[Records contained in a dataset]
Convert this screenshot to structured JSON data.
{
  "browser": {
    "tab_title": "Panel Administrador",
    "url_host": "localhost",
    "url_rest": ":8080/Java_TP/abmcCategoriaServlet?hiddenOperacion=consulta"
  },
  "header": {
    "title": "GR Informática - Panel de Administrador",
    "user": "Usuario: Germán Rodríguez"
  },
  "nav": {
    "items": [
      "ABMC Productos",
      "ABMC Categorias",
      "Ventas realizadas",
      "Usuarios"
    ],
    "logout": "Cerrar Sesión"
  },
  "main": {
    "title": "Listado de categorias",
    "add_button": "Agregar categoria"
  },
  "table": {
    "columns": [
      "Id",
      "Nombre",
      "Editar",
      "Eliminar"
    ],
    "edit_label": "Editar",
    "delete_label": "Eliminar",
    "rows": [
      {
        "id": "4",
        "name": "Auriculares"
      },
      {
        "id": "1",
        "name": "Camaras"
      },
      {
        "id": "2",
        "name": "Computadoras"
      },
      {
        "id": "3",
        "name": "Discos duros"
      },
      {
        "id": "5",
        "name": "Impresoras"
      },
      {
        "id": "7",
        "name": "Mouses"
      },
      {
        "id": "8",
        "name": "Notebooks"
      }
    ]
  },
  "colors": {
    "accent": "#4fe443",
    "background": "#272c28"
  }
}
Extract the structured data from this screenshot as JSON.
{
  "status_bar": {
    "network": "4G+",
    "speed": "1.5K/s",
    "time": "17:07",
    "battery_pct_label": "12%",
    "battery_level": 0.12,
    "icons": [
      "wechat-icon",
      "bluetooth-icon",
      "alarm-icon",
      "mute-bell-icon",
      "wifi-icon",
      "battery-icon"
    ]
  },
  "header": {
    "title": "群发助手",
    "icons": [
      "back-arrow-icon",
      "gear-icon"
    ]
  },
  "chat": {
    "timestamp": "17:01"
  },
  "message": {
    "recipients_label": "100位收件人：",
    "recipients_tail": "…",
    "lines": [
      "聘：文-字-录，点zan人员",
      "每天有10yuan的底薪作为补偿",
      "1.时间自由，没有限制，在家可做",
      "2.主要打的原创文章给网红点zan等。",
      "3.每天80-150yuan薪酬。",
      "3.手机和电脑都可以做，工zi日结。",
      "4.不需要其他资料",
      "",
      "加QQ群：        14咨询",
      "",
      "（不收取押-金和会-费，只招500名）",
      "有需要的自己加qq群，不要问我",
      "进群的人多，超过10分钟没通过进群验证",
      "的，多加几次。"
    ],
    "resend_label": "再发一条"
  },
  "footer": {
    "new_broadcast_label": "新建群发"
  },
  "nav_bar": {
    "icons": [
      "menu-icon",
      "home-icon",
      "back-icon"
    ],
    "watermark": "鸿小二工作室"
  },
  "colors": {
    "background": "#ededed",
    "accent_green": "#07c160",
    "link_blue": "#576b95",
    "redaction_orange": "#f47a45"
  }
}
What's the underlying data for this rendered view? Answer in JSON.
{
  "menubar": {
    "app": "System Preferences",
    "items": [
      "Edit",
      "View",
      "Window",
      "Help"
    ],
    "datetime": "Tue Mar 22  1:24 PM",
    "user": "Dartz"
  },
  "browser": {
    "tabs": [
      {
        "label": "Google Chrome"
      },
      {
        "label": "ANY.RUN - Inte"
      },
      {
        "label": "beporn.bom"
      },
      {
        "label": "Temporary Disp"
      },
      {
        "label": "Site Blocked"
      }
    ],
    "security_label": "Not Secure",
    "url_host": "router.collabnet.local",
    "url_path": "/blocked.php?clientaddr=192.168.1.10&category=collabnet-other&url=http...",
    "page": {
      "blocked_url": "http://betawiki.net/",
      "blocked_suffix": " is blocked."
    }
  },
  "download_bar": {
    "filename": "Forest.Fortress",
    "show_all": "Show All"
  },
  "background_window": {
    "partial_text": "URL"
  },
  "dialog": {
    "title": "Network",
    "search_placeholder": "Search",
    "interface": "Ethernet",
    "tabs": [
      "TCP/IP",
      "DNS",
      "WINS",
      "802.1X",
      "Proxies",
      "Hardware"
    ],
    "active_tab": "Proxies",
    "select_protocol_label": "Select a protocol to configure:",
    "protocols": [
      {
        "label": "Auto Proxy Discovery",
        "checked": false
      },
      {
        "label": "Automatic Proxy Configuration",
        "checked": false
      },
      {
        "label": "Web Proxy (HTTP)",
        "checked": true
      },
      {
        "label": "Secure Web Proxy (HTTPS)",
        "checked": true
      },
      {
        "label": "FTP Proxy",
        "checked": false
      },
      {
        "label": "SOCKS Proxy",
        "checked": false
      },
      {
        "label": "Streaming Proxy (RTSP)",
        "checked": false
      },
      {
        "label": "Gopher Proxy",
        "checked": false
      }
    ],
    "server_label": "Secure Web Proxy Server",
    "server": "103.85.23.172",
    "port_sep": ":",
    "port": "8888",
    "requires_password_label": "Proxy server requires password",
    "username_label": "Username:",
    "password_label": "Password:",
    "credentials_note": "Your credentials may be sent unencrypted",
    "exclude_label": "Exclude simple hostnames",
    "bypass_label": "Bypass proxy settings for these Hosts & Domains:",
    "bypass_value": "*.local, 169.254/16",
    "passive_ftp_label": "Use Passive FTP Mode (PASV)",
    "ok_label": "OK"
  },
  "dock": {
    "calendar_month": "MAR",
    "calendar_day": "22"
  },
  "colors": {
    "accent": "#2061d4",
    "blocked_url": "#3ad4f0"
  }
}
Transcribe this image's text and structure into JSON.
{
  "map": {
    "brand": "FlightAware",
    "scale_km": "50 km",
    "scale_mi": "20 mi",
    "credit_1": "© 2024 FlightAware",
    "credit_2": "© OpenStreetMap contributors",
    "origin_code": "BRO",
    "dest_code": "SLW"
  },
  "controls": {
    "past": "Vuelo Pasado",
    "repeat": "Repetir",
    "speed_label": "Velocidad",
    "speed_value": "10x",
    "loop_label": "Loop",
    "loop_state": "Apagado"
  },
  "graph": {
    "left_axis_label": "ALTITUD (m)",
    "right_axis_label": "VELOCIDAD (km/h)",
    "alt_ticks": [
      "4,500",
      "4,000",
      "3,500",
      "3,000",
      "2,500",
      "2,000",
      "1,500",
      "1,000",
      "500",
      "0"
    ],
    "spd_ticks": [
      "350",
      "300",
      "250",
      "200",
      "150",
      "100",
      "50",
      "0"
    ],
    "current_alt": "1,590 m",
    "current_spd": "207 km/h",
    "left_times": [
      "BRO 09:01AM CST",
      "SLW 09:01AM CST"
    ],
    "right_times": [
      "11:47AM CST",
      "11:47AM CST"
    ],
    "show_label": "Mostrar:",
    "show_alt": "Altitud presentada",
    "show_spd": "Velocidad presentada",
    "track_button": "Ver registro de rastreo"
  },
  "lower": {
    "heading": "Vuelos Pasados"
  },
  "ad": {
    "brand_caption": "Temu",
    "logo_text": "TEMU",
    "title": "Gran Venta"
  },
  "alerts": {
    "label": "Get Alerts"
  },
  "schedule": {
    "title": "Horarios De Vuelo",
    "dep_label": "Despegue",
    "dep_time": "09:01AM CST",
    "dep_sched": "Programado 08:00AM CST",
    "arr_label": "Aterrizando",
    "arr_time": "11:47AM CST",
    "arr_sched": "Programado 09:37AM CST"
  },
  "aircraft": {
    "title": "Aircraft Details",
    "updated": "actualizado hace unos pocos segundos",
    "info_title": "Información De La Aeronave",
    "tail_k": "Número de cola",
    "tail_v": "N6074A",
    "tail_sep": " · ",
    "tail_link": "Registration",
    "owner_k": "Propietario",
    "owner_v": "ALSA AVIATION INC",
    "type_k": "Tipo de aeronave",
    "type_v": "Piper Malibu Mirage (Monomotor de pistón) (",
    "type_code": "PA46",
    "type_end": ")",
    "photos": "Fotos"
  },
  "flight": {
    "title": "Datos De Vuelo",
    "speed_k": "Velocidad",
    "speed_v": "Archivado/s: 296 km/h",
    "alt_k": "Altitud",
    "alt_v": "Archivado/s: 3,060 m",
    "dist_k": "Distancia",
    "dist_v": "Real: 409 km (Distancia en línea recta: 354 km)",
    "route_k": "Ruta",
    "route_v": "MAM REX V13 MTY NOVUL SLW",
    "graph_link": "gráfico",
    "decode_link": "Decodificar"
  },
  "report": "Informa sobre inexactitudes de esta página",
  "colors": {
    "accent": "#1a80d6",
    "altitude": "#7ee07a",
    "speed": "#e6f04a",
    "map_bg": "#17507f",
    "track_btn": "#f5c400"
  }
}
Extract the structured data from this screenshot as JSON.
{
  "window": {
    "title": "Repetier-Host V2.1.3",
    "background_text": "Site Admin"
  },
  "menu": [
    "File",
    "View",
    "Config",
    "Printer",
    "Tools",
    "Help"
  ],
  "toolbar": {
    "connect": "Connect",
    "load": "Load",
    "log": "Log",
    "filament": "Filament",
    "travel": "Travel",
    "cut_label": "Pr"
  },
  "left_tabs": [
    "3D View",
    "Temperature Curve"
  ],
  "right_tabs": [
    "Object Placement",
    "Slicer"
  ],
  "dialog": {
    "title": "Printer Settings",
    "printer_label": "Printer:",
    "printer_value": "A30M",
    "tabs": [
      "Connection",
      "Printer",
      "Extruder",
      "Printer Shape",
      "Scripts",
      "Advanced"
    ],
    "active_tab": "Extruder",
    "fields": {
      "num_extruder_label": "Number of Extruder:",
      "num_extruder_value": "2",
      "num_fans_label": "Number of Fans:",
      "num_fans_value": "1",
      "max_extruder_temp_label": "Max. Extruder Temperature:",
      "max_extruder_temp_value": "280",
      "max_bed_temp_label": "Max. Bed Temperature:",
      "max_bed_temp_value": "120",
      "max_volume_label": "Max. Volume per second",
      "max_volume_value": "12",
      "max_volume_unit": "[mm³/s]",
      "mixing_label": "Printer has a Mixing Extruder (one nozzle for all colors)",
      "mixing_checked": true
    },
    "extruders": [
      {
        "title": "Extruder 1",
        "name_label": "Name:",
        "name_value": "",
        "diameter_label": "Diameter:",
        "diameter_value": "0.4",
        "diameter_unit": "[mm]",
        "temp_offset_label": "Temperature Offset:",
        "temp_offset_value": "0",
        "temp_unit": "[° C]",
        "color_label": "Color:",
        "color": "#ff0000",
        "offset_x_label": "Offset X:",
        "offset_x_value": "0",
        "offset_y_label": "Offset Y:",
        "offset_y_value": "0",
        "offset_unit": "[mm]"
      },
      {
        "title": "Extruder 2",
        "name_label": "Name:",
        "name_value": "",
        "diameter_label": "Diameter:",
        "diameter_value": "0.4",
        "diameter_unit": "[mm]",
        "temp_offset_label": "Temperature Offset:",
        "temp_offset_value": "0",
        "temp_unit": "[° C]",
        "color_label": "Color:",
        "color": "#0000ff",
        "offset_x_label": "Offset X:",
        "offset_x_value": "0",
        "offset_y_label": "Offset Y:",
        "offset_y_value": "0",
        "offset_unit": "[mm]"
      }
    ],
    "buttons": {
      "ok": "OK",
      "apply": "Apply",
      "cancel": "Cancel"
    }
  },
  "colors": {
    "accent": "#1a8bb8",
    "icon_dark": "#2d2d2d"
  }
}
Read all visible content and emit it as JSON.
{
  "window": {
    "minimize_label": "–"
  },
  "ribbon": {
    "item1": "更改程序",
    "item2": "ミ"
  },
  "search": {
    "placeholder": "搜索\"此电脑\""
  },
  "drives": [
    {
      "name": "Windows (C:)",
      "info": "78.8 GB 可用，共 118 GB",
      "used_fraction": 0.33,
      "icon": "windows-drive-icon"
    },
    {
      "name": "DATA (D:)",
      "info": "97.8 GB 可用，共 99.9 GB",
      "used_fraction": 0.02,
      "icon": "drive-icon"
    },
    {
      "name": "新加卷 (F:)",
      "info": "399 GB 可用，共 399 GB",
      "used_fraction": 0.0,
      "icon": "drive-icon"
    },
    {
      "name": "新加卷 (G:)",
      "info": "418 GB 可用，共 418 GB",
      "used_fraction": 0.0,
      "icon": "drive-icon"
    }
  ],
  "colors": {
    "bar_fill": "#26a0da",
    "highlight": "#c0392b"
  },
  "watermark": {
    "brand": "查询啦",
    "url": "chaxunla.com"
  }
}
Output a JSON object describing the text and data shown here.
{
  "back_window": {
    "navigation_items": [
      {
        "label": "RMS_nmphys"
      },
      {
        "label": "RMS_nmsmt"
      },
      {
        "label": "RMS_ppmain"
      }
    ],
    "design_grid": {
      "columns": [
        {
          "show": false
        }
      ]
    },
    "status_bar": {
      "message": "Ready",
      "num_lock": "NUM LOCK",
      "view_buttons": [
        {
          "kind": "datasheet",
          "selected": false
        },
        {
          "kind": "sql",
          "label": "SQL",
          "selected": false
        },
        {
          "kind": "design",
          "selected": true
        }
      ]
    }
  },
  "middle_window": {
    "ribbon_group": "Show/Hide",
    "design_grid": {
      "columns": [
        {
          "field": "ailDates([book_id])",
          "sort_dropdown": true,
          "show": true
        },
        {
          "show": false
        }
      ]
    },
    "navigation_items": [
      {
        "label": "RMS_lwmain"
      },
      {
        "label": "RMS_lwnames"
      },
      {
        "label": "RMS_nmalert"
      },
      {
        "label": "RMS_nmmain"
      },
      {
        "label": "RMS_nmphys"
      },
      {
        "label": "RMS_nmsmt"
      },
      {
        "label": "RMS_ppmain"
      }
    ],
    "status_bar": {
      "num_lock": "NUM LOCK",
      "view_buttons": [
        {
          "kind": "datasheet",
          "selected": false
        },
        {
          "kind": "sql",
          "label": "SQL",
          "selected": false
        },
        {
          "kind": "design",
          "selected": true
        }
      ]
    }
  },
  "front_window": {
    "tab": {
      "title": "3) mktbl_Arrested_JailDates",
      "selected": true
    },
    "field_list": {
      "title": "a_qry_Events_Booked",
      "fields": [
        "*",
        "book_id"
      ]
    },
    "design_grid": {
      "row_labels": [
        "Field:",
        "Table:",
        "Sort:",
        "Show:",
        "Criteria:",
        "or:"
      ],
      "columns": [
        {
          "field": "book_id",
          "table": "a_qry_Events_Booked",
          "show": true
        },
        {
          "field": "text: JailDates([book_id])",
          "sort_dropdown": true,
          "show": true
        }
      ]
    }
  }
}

* To do *
Report all lines of the material that contain the word "presentada".

* Expected answer *
    "show_alt": "Altitud presentada",
    "show_spd": "Velocidad presentada",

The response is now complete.